>> Start

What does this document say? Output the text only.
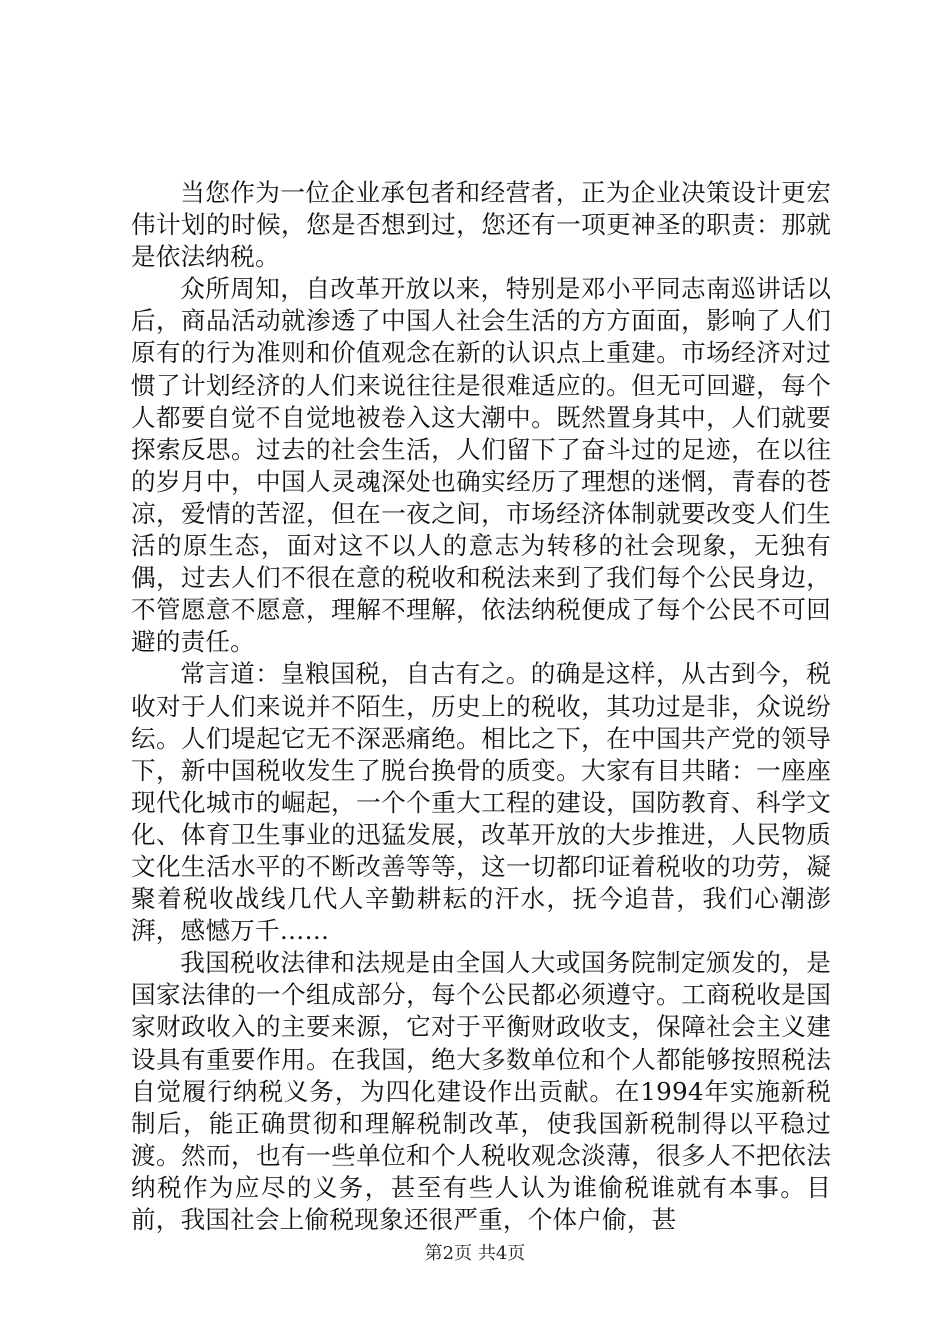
当您作为一位企业承包者和经营者，正为企业决策设计更宏伟计划的时候，您是否想到过，您还有一项更神圣的职责：那就是依法纳税。

众所周知，自改革开放以来，特别是邓小平同志南巡讲话以后，商品活动就渗透了中国人社会生活的方方面面，影响了人们原有的行为准则和价值观念在新的认识点上重建。市场经济对过惯了计划经济的人们来说往往是很难适应的。但无可回避，每个人都要自觉不自觉地被卷入这大潮中。既然置身其中，人们就要探索反思。过去的社会生活，人们留下了奋斗过的足迹，在以往的岁月中，中国人灵魂深处也确实经历了理想的迷惘，青春的苍凉，爱情的苦涩，但在一夜之间，市场经济体制就要改变人们生活的原生态，面对这不以人的意志为转移的社会现象，无独有偶，过去人们不很在意的税收和税法来到了我们每个公民身边，不管愿意不愿意，理解不理解，依法纳税便成了每个公民不可回避的责任。

常言道：皇粮国税，自古有之。的确是这样，从古到今，税收对于人们来说并不陌生，历史上的税收，其功过是非，众说纷纭。人们堤起它无不深恶痛绝。相比之下，在中国共产党的领导下，新中国税收发生了脱台换骨的质变。大家有目共睹：一座座现代化城市的崛起，一个个重大工程的建设，国防教育、科学文化、体育卫生事业的迅猛发展，改革开放的大步推进，人民物质文化生活水平的不断改善等等，这一切都印证着税收的功劳，凝聚着税收战线几代人辛勤耕耘的汗水，抚今追昔，我们心潮澎湃，感憾万千……

我国税收法律和法规是由全国人大或国务院制定颁发的，是国家法律的一个组成部分，每个公民都必须遵守。工商税收是国家财政收入的主要来源，它对于平衡财政收支，保障社会主义建设具有重要作用。在我国，绝大多数单位和个人都能够按照税法自觉履行纳税义务，为四化建设作出贡献。在1994年实施新税制后，能正确贯彻和理解税制改革，使我国新税制得以平稳过渡。然而，也有一些单位和个人税收观念淡薄，很多人不把依法纳税作为应尽的义务，甚至有些人认为谁偷税谁就有本事。目前，我国社会上偷税现象还很严重，个体户偷，甚

第2页 共4页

>> End

• Given instruction: Every entry above needs to be retyped exactly; drop the pictures.

• Full solution:
What does this document say? Output the text only.
当您作为一位企业承包者和经营者，正为企业决策设计更宏伟计划的时候，您是否想到过，您还有一项更神圣的职责：那就是依法纳税。

众所周知，自改革开放以来，特别是邓小平同志南巡讲话以后，商品活动就渗透了中国人社会生活的方方面面，影响了人们原有的行为准则和价值观念在新的认识点上重建。市场经济对过惯了计划经济的人们来说往往是很难适应的。但无可回避，每个人都要自觉不自觉地被卷入这大潮中。既然置身其中，人们就要探索反思。过去的社会生活，人们留下了奋斗过的足迹，在以往的岁月中，中国人灵魂深处也确实经历了理想的迷惘，青春的苍凉，爱情的苦涩，但在一夜之间，市场经济体制就要改变人们生活的原生态，面对这不以人的意志为转移的社会现象，无独有偶，过去人们不很在意的税收和税法来到了我们每个公民身边，不管愿意不愿意，理解不理解，依法纳税便成了每个公民不可回避的责任。

常言道：皇粮国税，自古有之。的确是这样，从古到今，税收对于人们来说并不陌生，历史上的税收，其功过是非，众说纷纭。人们堤起它无不深恶痛绝。相比之下，在中国共产党的领导下，新中国税收发生了脱台换骨的质变。大家有目共睹：一座座现代化城市的崛起，一个个重大工程的建设，国防教育、科学文化、体育卫生事业的迅猛发展，改革开放的大步推进，人民物质文化生活水平的不断改善等等，这一切都印证着税收的功劳，凝聚着税收战线几代人辛勤耕耘的汗水，抚今追昔，我们心潮澎湃，感憾万千……

我国税收法律和法规是由全国人大或国务院制定颁发的，是国家法律的一个组成部分，每个公民都必须遵守。工商税收是国家财政收入的主要来源，它对于平衡财政收支，保障社会主义建设具有重要作用。在我国，绝大多数单位和个人都能够按照税法自觉履行纳税义务，为四化建设作出贡献。在1994年实施新税制后，能正确贯彻和理解税制改革，使我国新税制得以平稳过渡。然而，也有一些单位和个人税收观念淡薄，很多人不把依法纳税作为应尽的义务，甚至有些人认为谁偷税谁就有本事。目前，我国社会上偷税现象还很严重，个体户偷，甚

第2页 共4页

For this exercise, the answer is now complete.